Task:
Read the listing below and copy out every line that holds "screenshot".

-*-

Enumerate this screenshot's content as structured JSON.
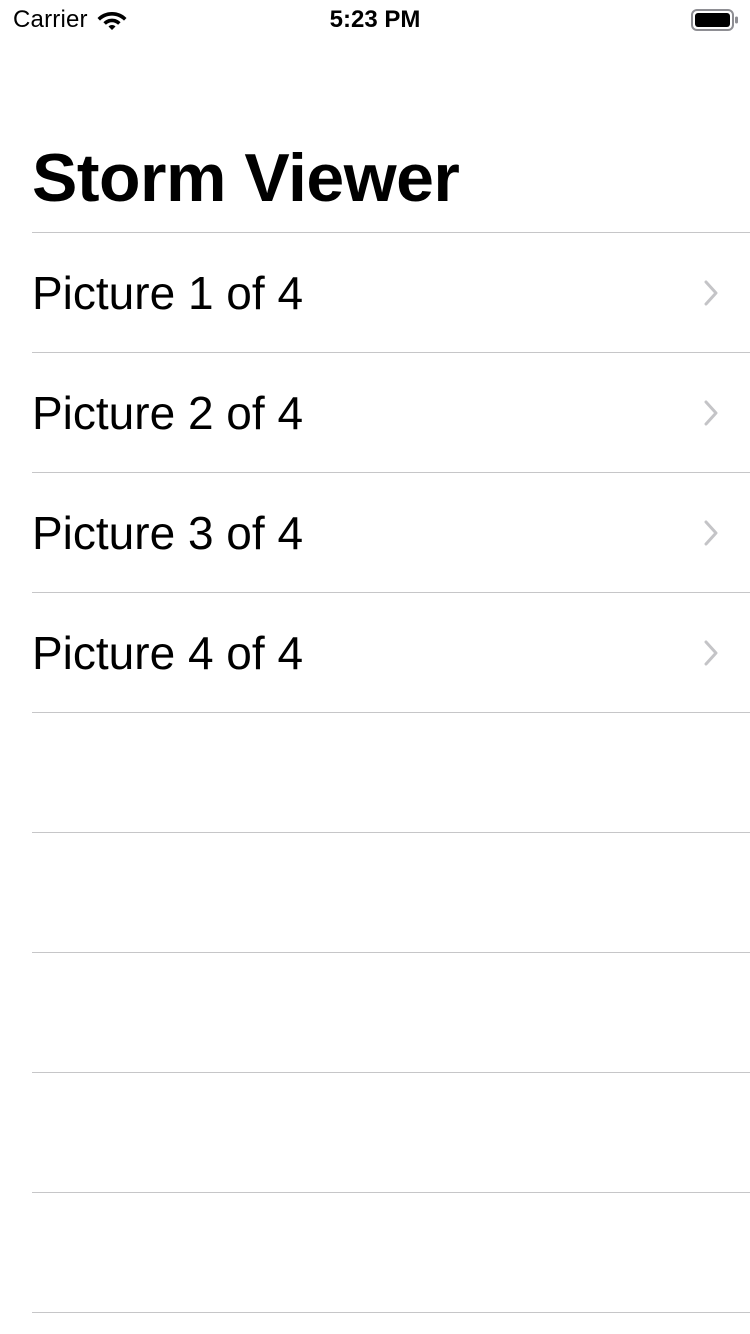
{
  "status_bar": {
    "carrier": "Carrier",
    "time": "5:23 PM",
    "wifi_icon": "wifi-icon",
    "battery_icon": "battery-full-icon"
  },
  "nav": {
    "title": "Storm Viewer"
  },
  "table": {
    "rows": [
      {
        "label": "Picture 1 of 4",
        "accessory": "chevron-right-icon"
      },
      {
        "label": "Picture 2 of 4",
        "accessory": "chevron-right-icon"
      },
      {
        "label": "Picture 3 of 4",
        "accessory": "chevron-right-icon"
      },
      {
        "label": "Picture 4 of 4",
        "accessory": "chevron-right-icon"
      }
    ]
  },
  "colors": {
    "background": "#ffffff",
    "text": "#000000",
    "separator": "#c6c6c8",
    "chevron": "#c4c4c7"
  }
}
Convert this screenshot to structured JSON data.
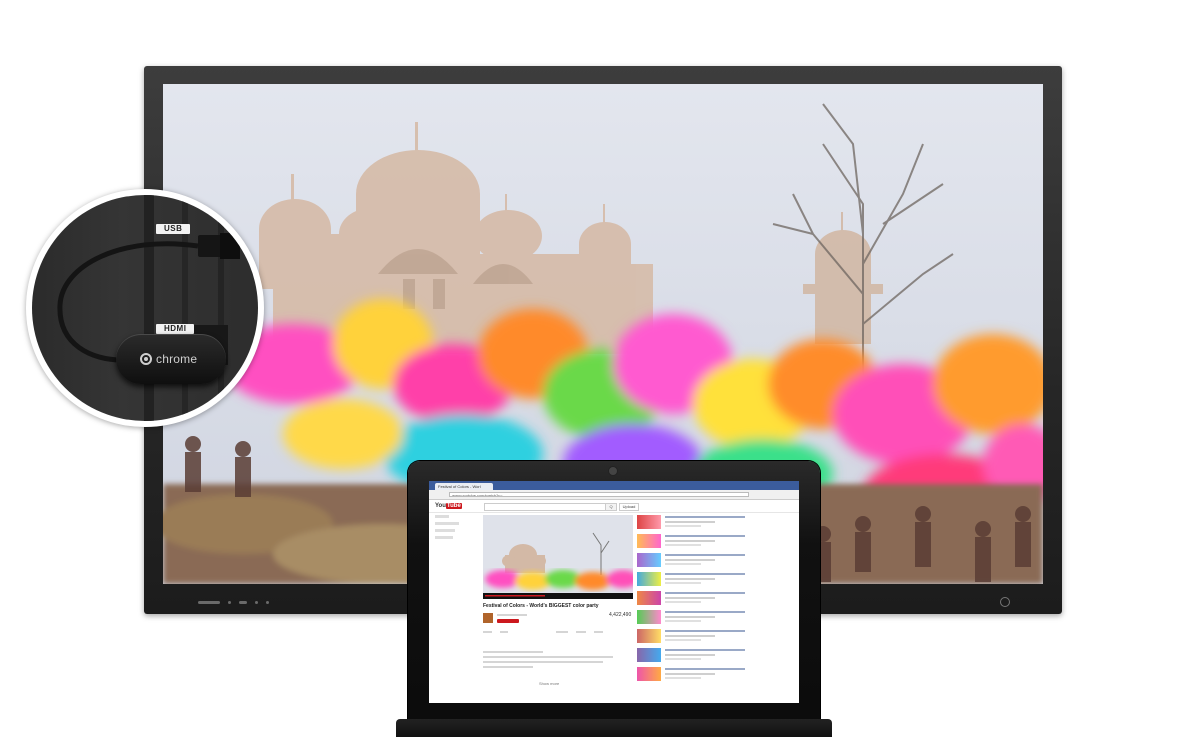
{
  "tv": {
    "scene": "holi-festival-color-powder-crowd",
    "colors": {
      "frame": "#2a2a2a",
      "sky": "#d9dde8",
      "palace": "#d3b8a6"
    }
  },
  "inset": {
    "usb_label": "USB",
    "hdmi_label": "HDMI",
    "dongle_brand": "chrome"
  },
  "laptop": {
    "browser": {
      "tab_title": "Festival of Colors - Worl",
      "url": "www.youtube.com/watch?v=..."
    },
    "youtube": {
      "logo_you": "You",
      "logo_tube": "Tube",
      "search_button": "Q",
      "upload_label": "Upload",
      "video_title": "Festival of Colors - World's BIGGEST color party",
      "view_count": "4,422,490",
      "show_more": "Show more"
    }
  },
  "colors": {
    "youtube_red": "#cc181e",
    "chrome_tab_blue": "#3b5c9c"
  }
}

-*-

Response to this exercise:
Enumerate this screenshot's content as structured JSON.
Convert this screenshot to structured JSON data.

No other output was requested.